** WHAT NEEDS TO BE DONE **
Locate the lines of the listing below that hold "Detalhe", then copy each of them.

------

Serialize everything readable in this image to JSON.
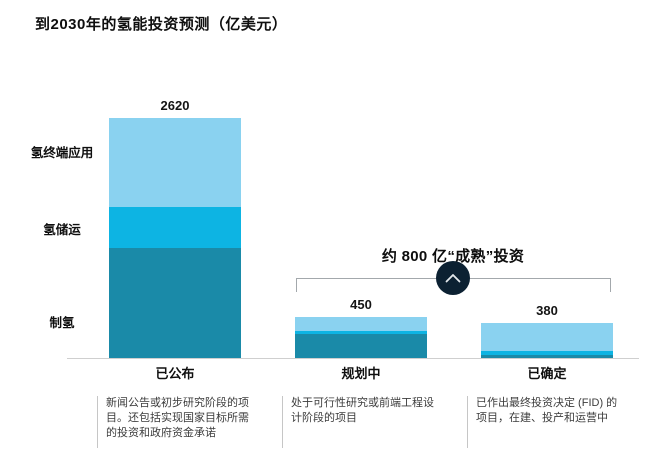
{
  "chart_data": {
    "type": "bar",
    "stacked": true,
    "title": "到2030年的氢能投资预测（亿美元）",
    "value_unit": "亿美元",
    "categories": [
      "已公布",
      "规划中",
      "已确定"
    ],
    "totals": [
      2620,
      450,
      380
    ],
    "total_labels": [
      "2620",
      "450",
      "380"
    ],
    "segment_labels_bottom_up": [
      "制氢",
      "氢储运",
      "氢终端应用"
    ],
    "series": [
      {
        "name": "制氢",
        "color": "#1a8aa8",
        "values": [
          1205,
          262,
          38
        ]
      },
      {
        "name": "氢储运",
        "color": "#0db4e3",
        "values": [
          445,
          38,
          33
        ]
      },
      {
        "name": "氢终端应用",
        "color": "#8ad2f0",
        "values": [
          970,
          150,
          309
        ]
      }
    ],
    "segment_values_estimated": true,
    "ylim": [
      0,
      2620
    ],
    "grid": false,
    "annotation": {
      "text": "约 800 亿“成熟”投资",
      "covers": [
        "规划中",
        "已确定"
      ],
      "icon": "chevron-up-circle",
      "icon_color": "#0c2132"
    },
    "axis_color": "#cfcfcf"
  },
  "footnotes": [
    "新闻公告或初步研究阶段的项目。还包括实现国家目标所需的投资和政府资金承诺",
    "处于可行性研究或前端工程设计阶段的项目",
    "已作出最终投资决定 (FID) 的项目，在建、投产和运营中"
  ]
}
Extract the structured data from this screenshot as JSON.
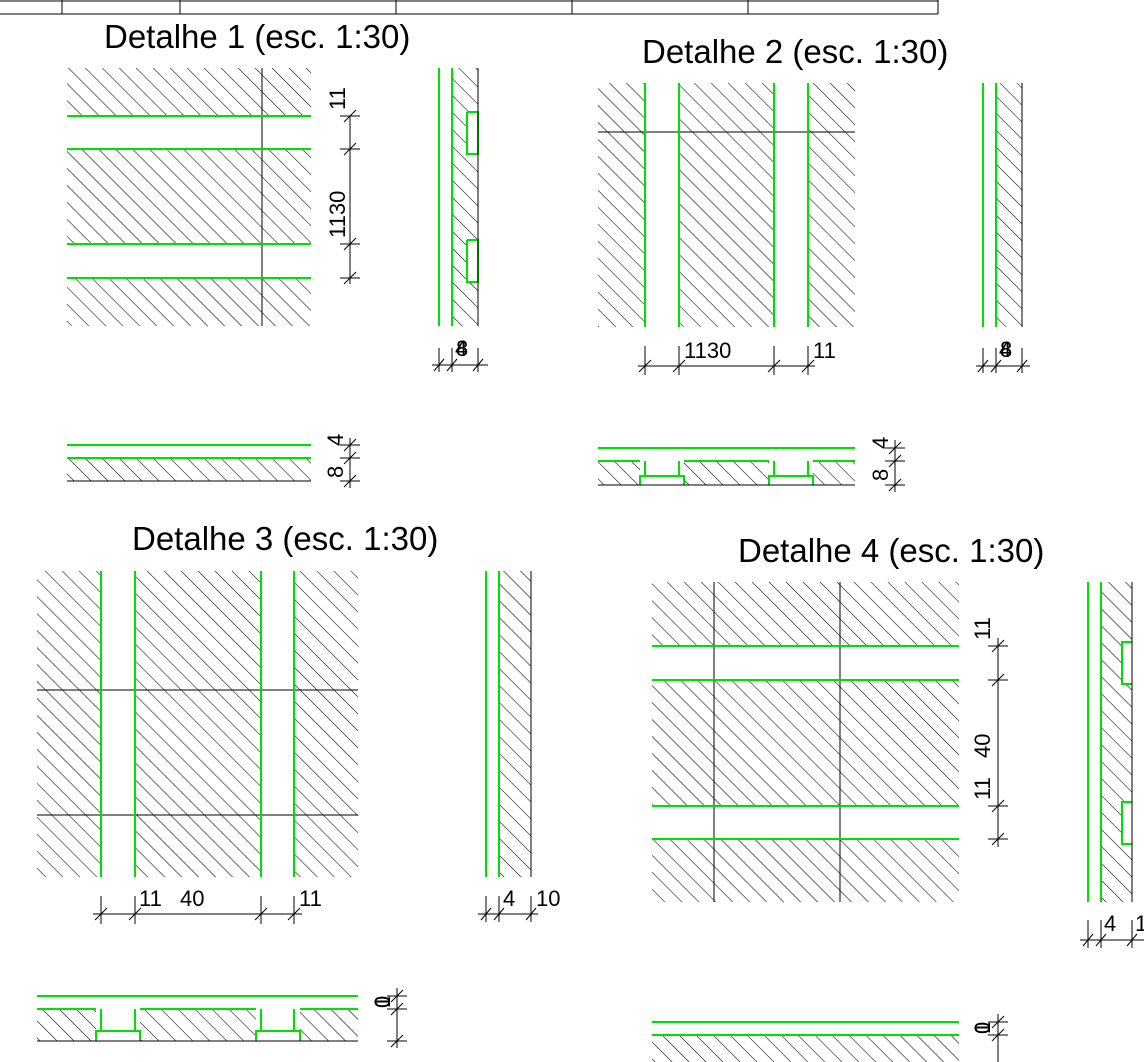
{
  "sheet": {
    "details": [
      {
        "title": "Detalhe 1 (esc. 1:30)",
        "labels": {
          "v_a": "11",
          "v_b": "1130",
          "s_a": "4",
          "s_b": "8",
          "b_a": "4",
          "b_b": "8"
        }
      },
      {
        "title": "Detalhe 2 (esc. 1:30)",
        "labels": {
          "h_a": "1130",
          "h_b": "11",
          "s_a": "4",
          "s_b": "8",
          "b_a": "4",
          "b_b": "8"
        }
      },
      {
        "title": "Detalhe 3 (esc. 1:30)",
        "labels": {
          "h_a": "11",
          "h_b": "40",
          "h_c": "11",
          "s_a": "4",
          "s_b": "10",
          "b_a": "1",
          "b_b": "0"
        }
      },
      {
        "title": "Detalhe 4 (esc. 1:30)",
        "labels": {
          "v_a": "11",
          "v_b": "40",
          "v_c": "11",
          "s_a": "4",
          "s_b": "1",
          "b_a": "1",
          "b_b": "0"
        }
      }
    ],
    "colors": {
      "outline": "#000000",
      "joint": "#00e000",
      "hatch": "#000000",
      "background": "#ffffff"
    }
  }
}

------

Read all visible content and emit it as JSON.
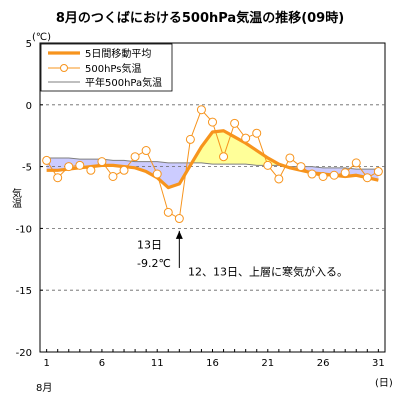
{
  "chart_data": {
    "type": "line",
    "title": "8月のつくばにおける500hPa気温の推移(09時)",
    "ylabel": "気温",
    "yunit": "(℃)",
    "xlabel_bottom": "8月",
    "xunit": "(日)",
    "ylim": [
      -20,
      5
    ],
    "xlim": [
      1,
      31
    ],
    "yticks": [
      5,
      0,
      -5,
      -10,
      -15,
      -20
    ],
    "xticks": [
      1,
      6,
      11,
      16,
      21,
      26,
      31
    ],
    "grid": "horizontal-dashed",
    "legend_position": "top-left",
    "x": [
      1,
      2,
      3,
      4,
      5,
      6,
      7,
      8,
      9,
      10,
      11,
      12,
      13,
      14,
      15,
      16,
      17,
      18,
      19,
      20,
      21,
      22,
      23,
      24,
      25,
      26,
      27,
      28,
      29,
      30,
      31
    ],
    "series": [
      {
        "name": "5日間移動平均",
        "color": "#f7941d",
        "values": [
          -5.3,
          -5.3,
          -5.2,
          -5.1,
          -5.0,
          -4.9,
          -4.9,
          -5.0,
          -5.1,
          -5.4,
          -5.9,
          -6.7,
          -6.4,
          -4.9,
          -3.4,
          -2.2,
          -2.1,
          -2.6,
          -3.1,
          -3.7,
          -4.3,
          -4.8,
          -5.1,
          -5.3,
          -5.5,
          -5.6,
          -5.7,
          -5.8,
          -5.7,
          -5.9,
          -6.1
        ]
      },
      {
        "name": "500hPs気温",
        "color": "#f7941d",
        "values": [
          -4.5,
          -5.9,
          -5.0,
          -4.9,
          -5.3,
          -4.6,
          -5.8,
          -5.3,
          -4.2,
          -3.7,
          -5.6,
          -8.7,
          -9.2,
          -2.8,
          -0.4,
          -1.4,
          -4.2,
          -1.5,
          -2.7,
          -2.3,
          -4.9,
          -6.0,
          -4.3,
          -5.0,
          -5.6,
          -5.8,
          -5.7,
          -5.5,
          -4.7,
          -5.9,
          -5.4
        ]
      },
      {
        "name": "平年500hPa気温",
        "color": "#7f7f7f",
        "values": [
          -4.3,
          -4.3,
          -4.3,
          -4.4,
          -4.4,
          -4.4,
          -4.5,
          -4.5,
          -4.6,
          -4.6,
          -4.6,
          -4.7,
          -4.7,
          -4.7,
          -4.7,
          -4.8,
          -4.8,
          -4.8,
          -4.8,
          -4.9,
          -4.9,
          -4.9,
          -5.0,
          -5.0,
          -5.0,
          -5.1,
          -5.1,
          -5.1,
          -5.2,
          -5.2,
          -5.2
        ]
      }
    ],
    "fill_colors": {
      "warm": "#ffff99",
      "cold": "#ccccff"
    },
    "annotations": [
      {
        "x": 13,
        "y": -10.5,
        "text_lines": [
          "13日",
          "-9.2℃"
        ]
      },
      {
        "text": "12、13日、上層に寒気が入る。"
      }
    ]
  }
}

------

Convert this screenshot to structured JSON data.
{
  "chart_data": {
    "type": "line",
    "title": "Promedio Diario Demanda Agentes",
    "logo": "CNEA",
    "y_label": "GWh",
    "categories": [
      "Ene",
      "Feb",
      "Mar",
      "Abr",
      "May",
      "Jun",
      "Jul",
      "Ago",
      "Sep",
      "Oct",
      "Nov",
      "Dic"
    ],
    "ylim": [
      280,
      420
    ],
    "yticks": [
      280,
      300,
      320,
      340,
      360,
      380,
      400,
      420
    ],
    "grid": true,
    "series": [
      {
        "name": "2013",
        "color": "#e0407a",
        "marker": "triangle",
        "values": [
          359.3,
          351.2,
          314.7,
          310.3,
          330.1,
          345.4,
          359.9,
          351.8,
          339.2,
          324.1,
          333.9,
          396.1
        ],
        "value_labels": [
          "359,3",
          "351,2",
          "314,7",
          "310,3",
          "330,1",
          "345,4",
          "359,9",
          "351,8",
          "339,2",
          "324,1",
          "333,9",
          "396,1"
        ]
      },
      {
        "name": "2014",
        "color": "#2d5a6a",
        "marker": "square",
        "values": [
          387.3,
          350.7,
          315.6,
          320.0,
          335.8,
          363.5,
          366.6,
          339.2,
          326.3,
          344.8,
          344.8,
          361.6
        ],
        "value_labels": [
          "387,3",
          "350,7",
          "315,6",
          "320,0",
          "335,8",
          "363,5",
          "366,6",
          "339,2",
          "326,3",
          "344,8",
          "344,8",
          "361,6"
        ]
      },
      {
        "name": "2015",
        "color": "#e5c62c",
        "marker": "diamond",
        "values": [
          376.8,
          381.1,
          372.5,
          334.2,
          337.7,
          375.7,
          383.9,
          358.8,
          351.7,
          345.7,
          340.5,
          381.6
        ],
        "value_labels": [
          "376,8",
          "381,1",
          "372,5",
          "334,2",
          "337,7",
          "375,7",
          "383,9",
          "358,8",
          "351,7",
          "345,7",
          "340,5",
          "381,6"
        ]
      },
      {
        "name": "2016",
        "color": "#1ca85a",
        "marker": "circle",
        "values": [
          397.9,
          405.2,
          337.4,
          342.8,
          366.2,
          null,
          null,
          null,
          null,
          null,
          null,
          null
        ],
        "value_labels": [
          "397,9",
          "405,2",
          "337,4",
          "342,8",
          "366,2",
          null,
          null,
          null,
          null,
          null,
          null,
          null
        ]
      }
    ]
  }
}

------

** COMPLETED TASK **
        "title": "Detalhe 1 (esc. 1:30)",
        "title": "Detalhe 2 (esc. 1:30)",
        "title": "Detalhe 3 (esc. 1:30)",
        "title": "Detalhe 4 (esc. 1:30)",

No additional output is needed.